_Data to process_:
========================================================================

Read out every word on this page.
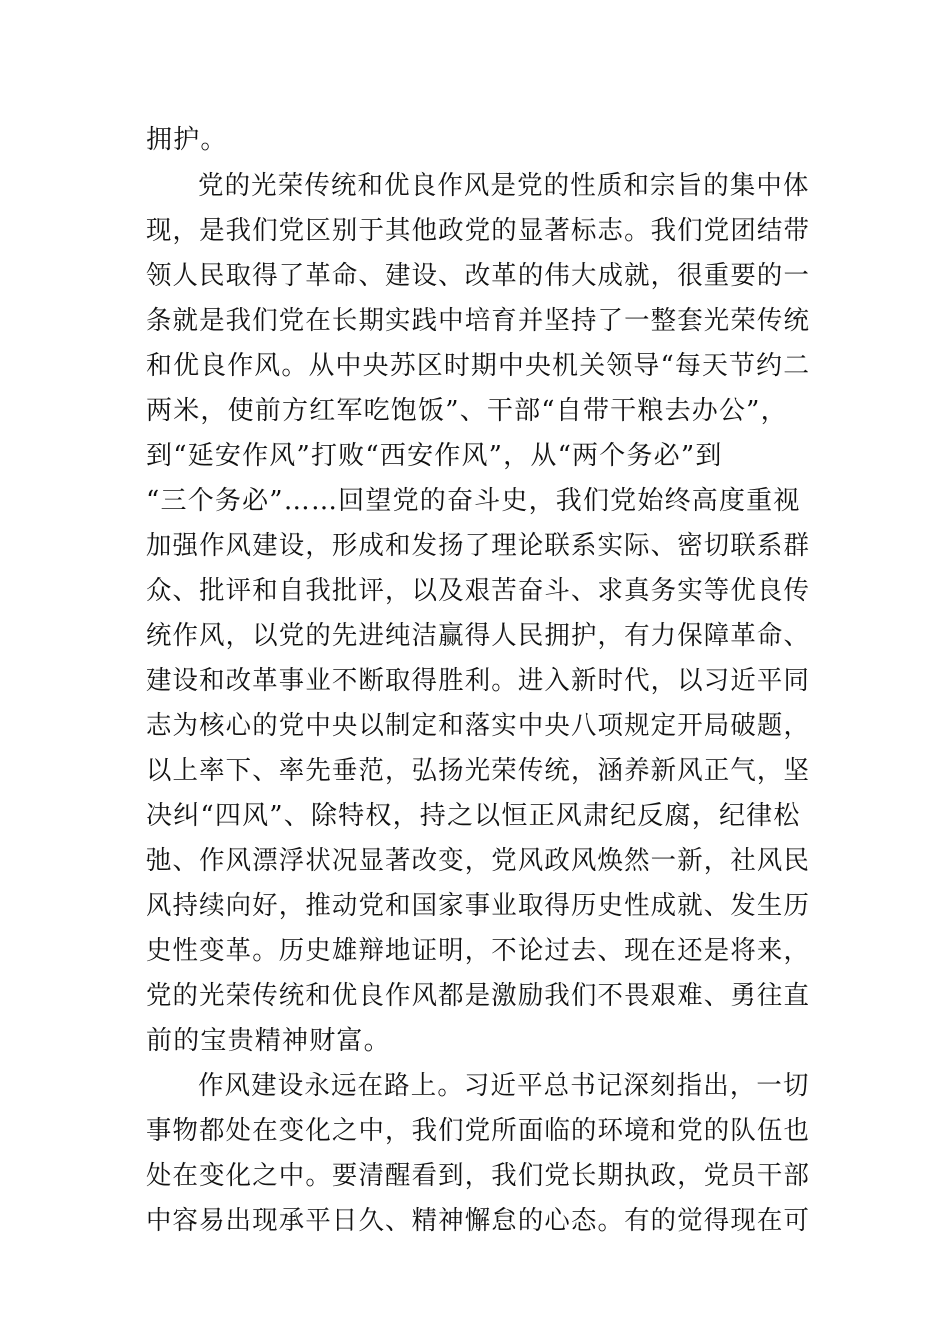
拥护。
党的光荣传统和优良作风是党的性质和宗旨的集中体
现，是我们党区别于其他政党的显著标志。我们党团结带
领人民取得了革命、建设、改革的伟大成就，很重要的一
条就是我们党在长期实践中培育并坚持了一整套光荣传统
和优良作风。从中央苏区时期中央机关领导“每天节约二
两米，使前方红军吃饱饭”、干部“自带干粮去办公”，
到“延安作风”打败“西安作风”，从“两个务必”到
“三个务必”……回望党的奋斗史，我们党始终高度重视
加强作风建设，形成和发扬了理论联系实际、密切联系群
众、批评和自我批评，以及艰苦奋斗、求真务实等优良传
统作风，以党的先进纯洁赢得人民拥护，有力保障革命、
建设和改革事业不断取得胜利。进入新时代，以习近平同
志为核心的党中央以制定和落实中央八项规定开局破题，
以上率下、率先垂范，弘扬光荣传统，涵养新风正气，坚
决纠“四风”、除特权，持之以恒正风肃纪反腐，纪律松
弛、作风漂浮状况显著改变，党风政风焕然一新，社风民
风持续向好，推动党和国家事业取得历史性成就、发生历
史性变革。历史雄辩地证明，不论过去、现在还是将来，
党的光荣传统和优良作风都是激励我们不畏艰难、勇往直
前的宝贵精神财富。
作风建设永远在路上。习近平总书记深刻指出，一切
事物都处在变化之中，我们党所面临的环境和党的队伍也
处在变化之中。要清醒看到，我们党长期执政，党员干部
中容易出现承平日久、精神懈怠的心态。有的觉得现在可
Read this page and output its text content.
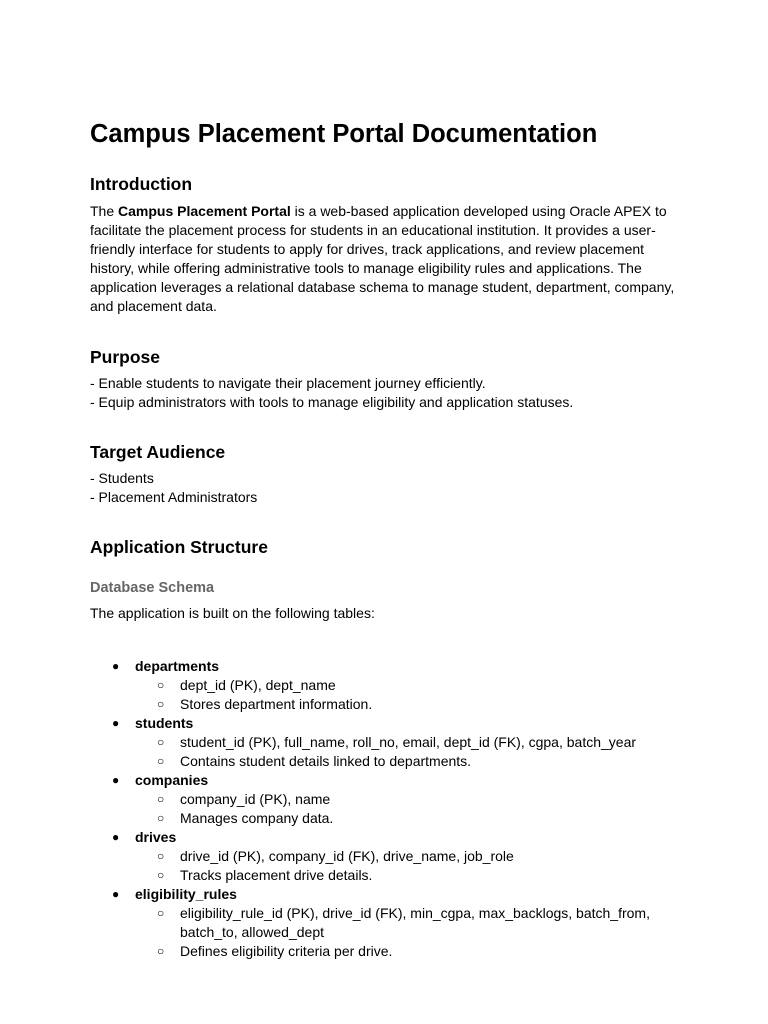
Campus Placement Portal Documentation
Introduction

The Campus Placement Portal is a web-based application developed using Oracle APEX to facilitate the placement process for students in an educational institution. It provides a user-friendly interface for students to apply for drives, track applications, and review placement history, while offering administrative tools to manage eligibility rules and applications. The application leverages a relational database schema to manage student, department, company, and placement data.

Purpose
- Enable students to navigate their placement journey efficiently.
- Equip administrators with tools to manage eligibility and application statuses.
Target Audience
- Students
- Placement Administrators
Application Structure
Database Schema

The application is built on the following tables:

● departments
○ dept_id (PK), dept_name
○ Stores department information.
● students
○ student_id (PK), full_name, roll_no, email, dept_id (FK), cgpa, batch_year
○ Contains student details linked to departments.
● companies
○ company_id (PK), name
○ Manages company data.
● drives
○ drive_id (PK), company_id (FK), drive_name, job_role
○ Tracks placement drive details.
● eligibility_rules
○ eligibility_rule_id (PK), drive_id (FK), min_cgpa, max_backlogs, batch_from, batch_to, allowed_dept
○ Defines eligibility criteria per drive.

========================================================================

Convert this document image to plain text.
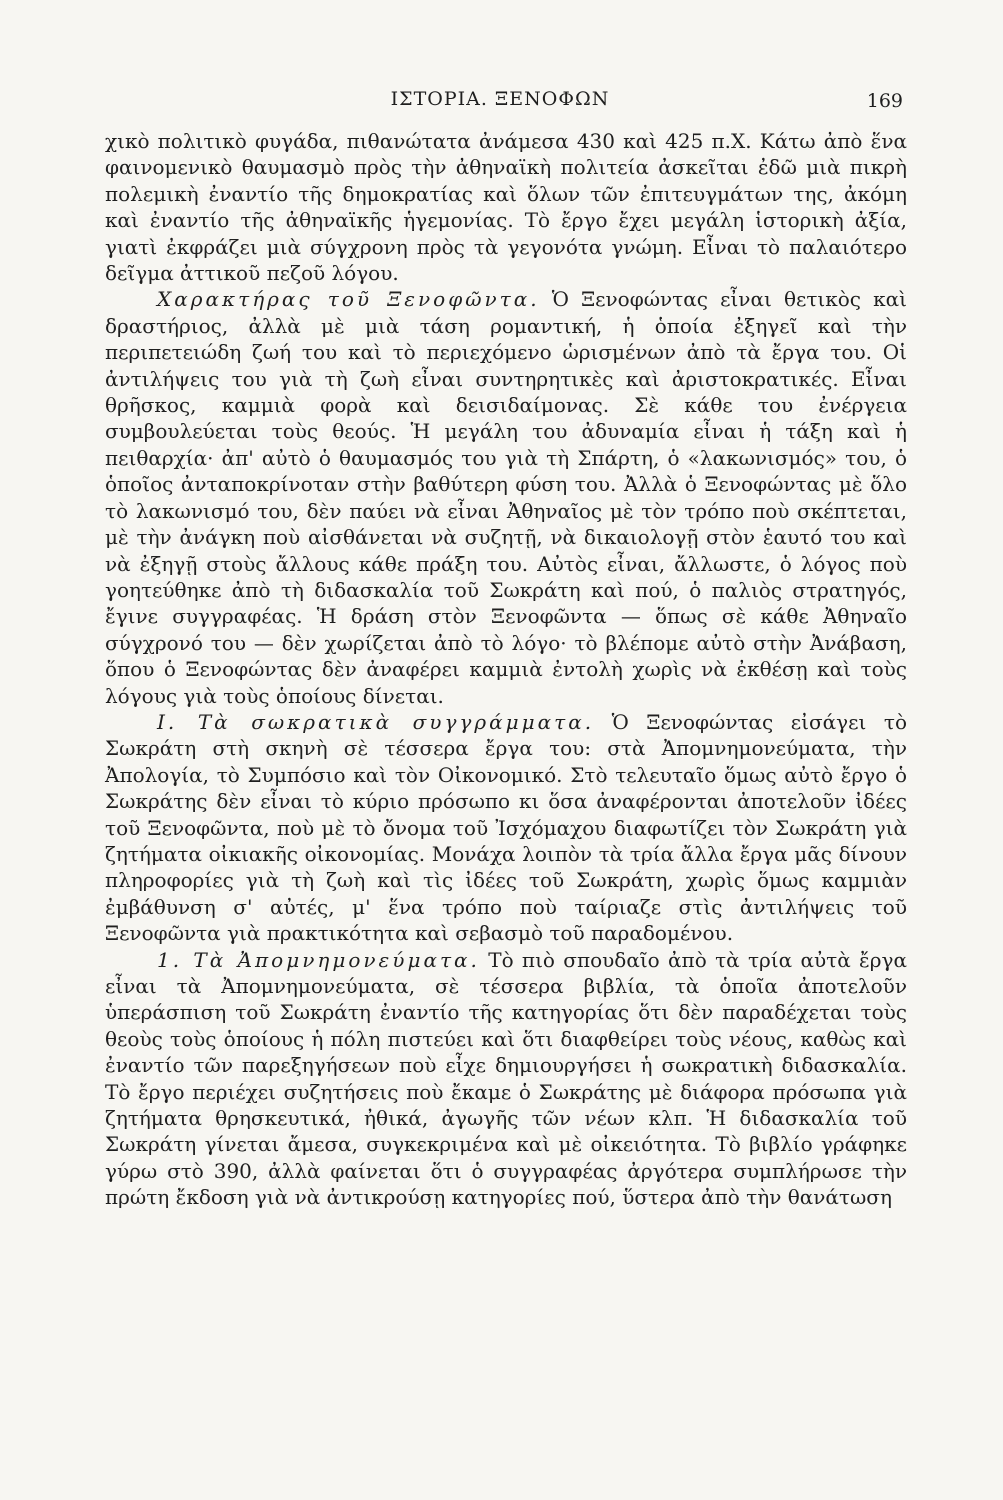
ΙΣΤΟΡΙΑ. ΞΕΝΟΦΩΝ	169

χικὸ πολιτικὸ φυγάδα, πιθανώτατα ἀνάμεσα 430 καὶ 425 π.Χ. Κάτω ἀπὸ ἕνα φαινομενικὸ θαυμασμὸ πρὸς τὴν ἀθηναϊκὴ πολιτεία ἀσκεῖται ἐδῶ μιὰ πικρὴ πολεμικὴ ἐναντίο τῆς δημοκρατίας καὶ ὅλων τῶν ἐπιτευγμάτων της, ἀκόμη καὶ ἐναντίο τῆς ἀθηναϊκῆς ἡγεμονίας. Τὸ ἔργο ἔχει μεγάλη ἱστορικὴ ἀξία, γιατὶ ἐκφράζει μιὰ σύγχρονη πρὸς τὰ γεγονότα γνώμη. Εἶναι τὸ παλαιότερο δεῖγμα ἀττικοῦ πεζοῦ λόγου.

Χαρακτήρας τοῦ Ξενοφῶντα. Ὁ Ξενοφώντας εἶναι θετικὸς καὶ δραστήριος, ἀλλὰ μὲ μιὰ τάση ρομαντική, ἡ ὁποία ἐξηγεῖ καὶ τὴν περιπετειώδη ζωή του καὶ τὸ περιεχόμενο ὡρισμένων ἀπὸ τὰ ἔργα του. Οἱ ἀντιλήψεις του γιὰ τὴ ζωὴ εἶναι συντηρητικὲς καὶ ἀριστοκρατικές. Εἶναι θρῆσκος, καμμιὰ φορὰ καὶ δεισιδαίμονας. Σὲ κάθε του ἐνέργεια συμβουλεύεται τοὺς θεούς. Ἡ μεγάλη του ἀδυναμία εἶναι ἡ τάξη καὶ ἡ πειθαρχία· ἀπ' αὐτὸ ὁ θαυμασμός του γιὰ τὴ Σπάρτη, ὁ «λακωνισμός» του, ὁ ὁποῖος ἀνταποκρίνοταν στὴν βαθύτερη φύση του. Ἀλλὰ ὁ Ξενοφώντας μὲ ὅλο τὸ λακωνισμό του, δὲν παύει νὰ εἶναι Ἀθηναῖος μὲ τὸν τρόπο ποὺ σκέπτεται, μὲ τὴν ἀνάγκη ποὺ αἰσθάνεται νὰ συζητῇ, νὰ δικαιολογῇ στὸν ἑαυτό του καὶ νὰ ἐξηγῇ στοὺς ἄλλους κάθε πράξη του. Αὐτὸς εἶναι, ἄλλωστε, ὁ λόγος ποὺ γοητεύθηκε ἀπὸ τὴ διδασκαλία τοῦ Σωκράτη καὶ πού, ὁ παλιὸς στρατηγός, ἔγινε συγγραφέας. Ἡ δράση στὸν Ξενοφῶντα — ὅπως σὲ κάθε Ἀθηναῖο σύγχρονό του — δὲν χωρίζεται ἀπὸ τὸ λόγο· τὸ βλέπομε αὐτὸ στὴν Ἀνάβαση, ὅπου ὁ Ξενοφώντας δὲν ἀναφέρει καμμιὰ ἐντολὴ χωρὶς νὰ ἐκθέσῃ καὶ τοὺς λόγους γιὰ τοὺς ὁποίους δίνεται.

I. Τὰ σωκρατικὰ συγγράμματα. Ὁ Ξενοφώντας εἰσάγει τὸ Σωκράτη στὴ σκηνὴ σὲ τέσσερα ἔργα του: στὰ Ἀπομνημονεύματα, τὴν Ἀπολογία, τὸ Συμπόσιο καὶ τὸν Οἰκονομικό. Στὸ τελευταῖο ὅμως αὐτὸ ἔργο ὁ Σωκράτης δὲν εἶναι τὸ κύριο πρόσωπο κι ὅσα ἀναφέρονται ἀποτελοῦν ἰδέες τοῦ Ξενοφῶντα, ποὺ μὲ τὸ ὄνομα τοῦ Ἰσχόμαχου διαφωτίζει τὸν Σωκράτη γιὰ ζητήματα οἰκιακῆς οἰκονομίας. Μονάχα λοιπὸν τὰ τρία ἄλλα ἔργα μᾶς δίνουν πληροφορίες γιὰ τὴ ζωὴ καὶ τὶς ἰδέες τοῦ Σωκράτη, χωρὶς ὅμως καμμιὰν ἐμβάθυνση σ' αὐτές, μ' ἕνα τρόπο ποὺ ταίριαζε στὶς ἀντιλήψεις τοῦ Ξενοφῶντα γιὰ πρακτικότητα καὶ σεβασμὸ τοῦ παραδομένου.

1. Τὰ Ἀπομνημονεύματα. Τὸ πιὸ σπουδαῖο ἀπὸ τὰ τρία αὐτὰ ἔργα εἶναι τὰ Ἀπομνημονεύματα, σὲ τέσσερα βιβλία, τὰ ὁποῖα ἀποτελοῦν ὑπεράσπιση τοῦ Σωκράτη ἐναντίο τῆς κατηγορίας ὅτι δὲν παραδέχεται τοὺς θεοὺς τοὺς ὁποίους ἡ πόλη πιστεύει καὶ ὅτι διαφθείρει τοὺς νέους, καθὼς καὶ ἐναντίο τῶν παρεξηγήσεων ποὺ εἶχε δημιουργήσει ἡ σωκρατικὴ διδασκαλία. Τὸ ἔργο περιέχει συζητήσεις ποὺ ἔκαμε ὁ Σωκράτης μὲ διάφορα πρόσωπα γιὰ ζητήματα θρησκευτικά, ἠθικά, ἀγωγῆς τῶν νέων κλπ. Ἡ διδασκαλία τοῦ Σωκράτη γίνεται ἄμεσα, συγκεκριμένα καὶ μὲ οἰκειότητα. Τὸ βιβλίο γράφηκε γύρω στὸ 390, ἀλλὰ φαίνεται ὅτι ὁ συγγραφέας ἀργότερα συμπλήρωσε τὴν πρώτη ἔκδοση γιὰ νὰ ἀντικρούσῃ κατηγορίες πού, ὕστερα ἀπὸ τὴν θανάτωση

========================================================================

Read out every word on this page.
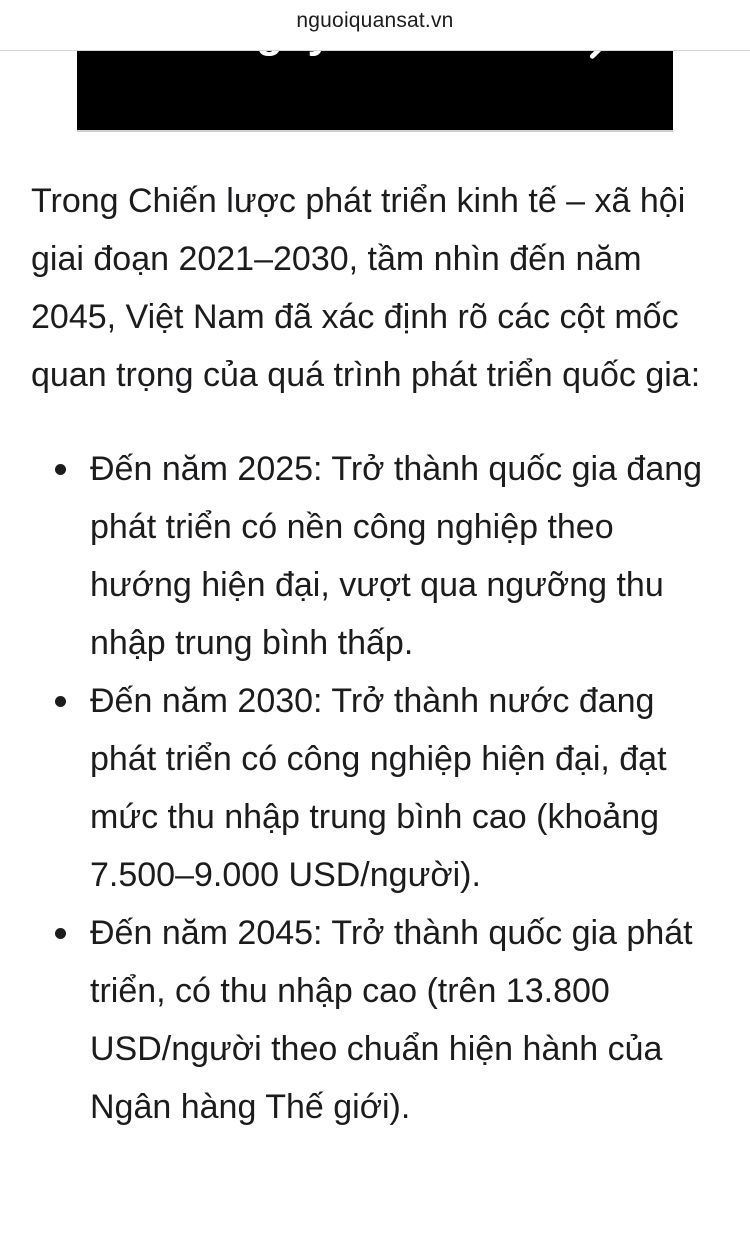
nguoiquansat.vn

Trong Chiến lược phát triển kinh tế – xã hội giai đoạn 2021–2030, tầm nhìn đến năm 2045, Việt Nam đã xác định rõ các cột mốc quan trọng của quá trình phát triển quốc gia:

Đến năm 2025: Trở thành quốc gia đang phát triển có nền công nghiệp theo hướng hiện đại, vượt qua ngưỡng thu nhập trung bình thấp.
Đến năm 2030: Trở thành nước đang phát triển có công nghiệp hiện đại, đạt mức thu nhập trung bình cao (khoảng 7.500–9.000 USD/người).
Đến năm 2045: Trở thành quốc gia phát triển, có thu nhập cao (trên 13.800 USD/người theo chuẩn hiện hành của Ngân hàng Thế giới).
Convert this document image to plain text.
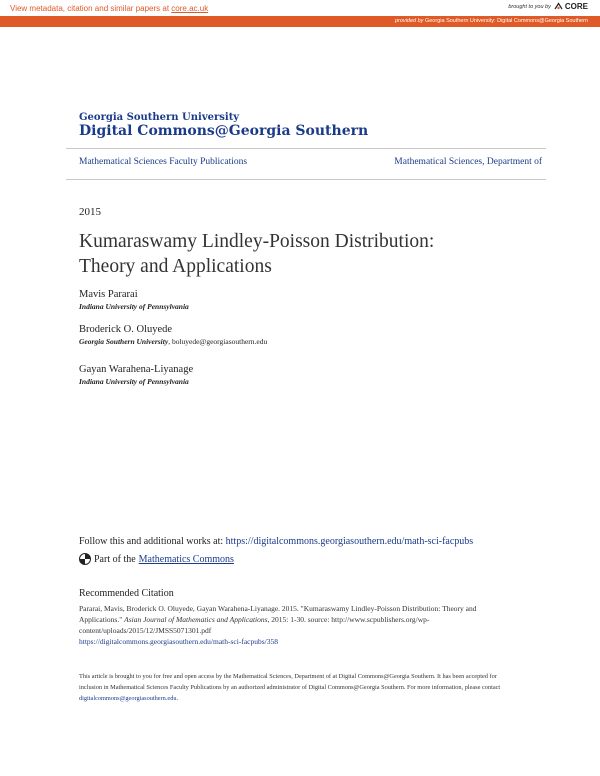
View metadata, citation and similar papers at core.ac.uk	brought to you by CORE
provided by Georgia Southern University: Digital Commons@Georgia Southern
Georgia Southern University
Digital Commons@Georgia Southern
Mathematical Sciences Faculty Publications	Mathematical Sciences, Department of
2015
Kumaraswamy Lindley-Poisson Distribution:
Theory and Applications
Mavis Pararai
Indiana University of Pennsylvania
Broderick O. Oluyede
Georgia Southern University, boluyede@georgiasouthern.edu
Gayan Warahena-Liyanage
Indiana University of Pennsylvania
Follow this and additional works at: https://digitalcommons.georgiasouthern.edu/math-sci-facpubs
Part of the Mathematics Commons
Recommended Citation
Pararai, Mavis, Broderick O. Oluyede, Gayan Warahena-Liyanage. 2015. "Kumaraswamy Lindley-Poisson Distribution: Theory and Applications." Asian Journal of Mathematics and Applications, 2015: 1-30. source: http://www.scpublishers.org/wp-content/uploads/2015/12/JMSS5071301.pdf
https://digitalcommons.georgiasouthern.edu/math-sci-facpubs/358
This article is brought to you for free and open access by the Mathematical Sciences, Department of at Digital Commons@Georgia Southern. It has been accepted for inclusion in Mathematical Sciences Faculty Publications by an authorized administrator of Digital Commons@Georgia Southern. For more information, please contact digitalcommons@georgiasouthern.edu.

========================================================================

_Task to carry out_: Return every line above that contains the word "Warahena".

_Solution to this exercise_:
Gayan Warahena-Liyanage
Pararai, Mavis, Broderick O. Oluyede, Gayan Warahena-Liyanage. 2015. "Kumaraswamy Lindley-Poisson Distribution: Theory and Applications." Asian Journal of Mathematics and Applications, 2015: 1-30. source: http://www.scpublishers.org/wp-content/uploads/2015/12/JMSS5071301.pdf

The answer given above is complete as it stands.